§ YOUR OBJECTIVE
Report how many lines contain the word "designed", with no other text.

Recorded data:

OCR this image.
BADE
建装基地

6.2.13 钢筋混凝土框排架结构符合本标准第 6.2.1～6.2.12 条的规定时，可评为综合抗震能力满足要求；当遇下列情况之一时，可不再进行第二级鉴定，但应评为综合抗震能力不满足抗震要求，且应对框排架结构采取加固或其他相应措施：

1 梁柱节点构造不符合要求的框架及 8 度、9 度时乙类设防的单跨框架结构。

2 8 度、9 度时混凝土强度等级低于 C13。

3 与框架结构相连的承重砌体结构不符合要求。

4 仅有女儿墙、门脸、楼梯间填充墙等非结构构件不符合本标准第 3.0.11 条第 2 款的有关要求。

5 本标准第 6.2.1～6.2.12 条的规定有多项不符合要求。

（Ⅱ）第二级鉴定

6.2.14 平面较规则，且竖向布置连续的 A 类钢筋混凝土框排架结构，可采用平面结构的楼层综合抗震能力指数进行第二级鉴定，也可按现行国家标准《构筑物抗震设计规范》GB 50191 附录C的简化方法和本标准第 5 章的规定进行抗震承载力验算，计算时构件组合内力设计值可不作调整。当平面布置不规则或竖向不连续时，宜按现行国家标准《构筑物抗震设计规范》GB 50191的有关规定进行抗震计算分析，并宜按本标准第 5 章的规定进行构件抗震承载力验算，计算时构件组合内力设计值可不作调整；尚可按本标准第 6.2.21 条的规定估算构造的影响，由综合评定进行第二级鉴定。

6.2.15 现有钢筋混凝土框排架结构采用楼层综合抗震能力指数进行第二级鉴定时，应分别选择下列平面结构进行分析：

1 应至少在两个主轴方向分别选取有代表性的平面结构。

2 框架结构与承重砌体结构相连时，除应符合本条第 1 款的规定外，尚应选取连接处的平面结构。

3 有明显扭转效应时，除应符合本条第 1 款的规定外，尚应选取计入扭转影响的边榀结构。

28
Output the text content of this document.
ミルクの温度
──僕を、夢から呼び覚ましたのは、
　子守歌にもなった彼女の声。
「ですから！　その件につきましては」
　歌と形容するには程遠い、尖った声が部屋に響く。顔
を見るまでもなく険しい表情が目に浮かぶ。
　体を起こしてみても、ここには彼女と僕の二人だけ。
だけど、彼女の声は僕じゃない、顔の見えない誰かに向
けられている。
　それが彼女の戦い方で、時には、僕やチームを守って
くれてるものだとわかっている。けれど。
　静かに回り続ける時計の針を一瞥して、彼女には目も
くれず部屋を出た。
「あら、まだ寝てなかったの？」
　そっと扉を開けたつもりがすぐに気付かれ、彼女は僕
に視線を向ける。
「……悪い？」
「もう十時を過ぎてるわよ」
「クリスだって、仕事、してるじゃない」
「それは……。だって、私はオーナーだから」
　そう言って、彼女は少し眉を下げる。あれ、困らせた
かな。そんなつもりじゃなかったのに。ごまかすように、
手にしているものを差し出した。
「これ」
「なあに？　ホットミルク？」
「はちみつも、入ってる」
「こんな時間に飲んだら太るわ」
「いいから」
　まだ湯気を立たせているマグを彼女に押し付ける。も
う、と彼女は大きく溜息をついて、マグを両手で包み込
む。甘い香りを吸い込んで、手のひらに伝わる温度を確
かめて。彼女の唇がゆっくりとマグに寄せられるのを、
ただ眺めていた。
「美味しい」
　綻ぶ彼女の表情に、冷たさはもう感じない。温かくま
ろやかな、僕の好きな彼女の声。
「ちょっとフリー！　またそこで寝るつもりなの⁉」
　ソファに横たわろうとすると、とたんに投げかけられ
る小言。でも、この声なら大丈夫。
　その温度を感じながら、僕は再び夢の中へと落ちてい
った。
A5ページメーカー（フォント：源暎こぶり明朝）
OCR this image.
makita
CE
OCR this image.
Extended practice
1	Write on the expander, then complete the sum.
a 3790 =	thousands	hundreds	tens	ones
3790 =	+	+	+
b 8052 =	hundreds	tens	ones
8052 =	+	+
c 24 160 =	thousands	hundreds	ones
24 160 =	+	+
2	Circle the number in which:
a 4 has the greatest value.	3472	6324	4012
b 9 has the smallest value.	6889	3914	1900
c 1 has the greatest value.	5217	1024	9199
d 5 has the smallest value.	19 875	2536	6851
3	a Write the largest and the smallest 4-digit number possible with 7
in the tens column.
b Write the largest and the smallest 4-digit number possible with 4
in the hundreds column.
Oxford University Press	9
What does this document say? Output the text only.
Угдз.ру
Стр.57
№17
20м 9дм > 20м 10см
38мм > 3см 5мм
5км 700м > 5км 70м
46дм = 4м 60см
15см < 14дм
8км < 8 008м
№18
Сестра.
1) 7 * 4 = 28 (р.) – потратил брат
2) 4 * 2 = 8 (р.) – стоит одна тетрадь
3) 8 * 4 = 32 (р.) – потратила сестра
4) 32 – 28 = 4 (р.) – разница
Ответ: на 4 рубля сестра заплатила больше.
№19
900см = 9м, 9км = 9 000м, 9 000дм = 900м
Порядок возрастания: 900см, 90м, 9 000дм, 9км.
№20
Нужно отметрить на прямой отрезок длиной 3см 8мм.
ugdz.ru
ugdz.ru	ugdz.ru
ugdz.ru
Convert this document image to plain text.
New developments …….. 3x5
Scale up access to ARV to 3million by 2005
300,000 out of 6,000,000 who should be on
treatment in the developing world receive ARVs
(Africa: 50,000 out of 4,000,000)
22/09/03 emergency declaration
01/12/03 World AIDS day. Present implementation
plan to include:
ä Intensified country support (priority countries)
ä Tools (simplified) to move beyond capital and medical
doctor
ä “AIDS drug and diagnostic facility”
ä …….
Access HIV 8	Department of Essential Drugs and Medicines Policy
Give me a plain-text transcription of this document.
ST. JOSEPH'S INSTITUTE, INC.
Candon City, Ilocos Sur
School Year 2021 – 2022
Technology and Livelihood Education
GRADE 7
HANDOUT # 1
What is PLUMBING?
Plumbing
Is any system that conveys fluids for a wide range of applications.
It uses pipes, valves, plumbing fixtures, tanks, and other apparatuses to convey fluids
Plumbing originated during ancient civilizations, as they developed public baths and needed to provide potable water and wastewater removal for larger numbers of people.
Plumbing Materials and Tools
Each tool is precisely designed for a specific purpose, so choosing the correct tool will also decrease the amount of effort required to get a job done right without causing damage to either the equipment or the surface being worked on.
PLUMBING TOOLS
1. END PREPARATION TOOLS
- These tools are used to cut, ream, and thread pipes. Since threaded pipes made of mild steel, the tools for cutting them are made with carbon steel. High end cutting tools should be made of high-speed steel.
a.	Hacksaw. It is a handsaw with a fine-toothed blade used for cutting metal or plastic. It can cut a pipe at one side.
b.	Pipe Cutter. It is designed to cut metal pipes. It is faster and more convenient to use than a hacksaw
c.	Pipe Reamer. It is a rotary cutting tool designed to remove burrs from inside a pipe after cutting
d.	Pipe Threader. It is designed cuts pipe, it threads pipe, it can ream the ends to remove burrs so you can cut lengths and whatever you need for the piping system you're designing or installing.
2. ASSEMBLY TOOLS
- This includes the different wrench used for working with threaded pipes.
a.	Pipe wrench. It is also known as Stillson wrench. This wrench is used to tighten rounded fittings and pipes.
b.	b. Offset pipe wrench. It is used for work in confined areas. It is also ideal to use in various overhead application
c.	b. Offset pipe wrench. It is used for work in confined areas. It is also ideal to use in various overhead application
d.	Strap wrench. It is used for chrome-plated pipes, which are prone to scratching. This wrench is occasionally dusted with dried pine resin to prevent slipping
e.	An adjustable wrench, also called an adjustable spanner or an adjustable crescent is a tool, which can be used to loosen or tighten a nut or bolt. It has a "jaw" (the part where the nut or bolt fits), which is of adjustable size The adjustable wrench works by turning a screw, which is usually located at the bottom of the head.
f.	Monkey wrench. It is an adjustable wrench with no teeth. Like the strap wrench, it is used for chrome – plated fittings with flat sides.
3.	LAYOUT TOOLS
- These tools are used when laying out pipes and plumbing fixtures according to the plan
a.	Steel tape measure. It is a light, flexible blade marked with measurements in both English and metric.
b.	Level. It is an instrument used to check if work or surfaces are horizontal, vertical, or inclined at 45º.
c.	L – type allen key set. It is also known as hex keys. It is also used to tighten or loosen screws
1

§ ANSWER FOR THIS EXERCISE
4